Figure record extracts:
* * *

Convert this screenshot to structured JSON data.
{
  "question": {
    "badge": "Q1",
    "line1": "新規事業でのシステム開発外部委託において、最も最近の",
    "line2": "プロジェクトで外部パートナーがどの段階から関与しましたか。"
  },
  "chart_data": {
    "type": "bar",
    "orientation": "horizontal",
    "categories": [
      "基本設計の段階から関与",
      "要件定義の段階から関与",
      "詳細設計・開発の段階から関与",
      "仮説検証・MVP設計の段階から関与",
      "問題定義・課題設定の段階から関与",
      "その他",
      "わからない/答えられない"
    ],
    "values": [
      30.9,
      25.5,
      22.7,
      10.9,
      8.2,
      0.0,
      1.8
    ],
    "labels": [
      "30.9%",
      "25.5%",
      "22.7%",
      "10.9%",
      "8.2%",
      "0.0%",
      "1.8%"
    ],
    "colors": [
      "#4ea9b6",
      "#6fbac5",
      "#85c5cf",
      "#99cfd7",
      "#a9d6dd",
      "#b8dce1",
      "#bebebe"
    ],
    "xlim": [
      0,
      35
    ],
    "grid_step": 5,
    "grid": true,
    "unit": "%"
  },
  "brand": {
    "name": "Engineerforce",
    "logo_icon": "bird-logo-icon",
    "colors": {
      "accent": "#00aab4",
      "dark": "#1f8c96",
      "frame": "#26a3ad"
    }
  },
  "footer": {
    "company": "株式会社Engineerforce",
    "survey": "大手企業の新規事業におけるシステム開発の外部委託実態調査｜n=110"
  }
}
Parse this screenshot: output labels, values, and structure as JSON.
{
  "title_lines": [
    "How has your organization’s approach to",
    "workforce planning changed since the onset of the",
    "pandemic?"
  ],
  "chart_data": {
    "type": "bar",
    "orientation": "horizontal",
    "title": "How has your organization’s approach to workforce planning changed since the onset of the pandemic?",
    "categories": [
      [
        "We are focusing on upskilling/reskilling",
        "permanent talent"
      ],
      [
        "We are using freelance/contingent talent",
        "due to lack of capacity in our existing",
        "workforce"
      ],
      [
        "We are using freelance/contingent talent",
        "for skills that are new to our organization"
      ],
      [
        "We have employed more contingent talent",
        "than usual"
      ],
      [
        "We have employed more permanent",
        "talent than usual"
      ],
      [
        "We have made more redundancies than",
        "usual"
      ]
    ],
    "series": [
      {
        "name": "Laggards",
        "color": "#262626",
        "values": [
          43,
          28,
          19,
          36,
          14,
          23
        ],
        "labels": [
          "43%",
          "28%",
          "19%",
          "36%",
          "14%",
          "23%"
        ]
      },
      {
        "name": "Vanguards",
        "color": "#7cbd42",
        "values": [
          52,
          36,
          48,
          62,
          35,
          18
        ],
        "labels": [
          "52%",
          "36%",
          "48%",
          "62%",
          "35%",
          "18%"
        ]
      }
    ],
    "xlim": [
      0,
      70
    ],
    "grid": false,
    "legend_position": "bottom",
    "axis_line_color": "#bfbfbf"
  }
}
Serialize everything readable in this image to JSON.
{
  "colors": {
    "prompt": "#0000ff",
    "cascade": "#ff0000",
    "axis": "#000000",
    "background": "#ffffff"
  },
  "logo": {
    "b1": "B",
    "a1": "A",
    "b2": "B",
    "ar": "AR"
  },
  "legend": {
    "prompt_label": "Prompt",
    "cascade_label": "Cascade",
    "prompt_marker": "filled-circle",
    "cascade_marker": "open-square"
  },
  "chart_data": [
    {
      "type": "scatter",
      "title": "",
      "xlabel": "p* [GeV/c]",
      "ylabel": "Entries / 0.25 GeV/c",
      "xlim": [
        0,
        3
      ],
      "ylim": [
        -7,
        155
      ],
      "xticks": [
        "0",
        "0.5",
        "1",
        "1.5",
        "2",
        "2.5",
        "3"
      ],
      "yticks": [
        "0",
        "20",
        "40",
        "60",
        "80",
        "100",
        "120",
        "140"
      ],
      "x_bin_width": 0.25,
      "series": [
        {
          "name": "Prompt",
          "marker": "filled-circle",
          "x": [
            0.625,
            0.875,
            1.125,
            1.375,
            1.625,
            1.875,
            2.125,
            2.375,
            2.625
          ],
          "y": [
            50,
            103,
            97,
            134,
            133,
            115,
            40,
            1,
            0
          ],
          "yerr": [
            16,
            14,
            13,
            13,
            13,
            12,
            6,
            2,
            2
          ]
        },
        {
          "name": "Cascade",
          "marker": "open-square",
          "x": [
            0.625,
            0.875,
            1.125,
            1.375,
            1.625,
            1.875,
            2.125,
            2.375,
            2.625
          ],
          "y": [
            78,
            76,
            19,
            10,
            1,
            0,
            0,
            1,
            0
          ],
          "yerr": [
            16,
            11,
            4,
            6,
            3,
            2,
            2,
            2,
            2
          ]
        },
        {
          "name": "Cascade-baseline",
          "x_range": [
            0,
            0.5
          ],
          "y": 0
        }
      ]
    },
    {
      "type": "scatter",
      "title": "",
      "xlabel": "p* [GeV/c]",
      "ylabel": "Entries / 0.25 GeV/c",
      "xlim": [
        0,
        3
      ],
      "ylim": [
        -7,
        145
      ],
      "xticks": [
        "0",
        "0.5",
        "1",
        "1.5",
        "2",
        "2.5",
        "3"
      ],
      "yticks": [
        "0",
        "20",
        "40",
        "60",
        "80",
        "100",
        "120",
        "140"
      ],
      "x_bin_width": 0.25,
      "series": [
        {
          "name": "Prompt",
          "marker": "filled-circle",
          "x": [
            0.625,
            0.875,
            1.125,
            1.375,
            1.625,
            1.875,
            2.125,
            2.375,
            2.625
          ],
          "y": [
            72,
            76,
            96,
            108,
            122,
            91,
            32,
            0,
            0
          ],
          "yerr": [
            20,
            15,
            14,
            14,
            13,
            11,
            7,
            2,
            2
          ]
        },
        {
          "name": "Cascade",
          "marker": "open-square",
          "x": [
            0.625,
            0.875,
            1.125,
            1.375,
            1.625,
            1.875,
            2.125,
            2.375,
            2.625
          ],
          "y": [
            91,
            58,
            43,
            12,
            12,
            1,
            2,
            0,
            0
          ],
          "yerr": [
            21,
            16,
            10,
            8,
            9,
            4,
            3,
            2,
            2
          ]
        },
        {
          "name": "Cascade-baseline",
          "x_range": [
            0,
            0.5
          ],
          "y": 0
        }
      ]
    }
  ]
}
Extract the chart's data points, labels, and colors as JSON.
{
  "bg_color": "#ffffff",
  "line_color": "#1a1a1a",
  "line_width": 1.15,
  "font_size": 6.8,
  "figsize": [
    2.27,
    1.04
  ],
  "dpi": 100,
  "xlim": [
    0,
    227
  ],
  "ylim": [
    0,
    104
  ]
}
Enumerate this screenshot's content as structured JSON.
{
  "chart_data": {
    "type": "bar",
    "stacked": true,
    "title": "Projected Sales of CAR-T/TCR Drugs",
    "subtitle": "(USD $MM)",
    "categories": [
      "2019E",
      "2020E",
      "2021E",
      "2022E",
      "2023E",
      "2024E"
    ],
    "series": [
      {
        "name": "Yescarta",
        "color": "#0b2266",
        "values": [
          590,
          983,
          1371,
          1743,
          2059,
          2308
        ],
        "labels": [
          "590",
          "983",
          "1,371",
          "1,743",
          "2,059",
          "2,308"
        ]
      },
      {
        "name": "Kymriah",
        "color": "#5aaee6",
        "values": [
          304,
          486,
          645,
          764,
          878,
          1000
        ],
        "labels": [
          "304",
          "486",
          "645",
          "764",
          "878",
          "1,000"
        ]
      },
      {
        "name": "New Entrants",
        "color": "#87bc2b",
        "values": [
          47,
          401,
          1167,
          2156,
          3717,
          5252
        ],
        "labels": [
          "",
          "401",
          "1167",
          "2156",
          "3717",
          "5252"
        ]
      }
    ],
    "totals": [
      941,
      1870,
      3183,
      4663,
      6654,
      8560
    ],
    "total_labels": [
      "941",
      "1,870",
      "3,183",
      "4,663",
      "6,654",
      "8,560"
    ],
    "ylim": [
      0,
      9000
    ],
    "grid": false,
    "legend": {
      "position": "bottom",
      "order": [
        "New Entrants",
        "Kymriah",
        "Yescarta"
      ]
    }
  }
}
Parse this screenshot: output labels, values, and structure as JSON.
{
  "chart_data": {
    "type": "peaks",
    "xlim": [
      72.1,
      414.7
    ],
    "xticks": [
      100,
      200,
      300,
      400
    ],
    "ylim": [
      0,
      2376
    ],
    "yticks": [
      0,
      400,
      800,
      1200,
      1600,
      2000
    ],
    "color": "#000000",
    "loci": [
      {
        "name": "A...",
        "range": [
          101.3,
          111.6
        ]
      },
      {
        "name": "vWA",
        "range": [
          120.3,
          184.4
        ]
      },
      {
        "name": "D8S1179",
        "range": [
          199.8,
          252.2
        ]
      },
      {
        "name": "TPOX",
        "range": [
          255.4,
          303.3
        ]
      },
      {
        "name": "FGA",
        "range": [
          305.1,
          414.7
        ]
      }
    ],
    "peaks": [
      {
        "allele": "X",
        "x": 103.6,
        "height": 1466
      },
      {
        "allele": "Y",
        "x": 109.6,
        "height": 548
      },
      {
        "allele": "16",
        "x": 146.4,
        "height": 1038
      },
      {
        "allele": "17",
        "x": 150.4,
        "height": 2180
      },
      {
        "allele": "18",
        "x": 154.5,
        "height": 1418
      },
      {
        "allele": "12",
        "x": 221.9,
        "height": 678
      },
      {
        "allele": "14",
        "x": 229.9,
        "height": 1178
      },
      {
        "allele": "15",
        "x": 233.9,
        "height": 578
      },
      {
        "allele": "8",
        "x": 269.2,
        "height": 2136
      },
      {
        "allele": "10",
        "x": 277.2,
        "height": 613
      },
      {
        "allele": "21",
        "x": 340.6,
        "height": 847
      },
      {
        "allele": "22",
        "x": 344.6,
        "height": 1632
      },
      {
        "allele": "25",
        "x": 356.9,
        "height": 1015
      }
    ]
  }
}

* * *

◆ TASK BRIEF
Of the lines in this data, how many contain "changed"? Reply with only the number.

◆ RESULT
2